┌─ Auszug

Der jüdische Bevölkerungsteil wurde in den folgenden Jahren verstärkt ausgegrenzt; in einer Anzeige in der „Ostfriesischen Tageszeitung” vom Juli 1935 wurden namentlich jüdische Geschäftsinhaber genannt, die von den deutschen „Volksgenossen“ gemieden werden sollten. Auch jüdische „Rasseschänder” und ihre „Opfer“ wurden 1935 in Norden durch die Straßen getrieben und öffentlich zur Schau gestellt.

              „Ich bin ein deutsches Mädchen und habe mich vom Juden schänden lassen“ - eine Aufnahme aus Norden (aus: "Ostfriesische Tageszeitung" vom  24.7.1935)

└─

Zu lösende Aufgaben:
**A.** In welcher Zeitung wurden laut dem Auszug im Juli 1935 jüdische Geschäftsinhaber namentlich genannt?
**B.** Schreiben Sie den Auszug von „Der jüdische Bevölkerungsteil“ bis einschließlich „zur Schau gestellt.“ wortgetreu ab.

┌─ Aufgeführte Einträge

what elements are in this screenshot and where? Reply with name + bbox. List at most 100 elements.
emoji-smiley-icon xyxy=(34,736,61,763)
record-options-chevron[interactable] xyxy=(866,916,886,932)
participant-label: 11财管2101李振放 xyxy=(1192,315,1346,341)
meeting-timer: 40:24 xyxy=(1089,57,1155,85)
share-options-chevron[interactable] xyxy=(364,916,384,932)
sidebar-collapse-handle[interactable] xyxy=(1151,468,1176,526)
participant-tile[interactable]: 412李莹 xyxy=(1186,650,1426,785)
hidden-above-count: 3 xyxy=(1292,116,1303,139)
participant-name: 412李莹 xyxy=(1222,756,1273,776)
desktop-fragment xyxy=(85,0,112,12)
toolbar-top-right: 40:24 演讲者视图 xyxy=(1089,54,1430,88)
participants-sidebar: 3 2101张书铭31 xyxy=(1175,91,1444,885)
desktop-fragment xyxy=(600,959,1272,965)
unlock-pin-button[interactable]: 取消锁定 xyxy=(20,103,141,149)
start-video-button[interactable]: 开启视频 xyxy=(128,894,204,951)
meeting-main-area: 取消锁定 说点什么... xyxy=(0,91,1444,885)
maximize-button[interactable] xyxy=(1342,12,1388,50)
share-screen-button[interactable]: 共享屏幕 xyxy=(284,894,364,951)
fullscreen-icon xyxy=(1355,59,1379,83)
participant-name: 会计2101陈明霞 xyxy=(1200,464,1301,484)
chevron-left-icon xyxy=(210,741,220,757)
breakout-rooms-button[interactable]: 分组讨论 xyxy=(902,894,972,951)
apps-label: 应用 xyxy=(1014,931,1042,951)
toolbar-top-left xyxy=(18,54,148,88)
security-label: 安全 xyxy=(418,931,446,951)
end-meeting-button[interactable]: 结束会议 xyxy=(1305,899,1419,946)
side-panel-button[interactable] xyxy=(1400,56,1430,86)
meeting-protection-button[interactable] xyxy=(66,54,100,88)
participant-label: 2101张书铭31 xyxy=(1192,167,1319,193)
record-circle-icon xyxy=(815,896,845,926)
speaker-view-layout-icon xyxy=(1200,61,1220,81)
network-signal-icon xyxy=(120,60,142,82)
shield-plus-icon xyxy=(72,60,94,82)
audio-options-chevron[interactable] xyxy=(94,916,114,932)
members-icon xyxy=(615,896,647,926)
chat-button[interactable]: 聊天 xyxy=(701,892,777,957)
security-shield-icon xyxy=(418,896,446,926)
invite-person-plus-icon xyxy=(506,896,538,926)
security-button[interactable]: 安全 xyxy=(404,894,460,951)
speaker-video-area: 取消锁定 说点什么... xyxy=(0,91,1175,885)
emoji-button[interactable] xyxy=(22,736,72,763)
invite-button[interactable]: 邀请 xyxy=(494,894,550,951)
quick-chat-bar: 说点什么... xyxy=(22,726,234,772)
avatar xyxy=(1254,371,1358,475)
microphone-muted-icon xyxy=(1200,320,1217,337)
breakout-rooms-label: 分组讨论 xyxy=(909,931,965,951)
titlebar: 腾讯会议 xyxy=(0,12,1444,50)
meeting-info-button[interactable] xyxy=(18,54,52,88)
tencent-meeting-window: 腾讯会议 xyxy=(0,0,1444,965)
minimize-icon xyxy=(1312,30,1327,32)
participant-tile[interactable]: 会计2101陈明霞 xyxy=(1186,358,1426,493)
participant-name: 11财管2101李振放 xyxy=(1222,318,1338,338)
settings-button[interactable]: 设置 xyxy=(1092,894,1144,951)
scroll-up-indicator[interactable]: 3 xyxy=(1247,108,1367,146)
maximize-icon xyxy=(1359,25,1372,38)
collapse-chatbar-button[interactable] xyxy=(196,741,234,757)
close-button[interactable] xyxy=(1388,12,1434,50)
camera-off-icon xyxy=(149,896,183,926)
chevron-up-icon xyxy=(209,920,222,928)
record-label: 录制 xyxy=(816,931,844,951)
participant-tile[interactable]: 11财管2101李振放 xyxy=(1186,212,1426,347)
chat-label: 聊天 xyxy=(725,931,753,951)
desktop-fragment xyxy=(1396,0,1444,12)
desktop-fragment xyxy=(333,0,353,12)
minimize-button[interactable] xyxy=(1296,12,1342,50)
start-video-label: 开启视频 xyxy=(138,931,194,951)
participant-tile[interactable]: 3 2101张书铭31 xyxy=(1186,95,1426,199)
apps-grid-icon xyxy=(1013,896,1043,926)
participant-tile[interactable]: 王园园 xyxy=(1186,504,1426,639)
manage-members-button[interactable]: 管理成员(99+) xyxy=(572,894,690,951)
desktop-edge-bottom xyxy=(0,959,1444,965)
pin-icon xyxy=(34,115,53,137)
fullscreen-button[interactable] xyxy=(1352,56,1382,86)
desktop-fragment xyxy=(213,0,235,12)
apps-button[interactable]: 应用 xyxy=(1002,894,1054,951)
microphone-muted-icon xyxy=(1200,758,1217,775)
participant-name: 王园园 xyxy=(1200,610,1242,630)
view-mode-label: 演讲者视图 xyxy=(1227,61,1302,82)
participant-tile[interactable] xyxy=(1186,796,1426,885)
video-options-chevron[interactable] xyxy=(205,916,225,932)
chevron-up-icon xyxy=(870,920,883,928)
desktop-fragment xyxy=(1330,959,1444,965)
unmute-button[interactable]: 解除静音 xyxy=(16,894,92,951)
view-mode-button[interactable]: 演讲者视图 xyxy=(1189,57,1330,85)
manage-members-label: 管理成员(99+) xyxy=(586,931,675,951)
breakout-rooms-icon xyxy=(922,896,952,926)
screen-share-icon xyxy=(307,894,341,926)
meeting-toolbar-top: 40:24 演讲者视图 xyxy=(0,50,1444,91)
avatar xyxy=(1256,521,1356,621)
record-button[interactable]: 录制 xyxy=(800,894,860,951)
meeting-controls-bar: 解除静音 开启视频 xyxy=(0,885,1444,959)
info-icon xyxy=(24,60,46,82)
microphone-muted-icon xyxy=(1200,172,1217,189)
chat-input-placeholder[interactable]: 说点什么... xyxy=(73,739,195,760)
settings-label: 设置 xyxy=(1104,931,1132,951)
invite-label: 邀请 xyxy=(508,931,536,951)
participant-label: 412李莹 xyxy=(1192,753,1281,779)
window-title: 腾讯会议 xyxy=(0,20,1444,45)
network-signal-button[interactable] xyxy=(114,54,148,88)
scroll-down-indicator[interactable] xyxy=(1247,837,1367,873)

└─

Endgültige Lösungen:
**A.** In der „Ostfriesischen Tageszeitung“.

**B.**
Der jüdische Bevölkerungsteil wurde in den folgenden Jahren verstärkt ausgegrenzt; in einer Anzeige in der „Ostfriesischen Tageszeitung” vom Juli 1935 wurden namentlich jüdische Geschäftsinhaber genannt, die von den deutschen „Volksgenossen“ gemieden werden sollten. Auch jüdische „Rasseschänder” und ihre „Opfer“ wurden 1935 in Norden durch die Straßen getrieben und öffentlich zur Schau gestellt.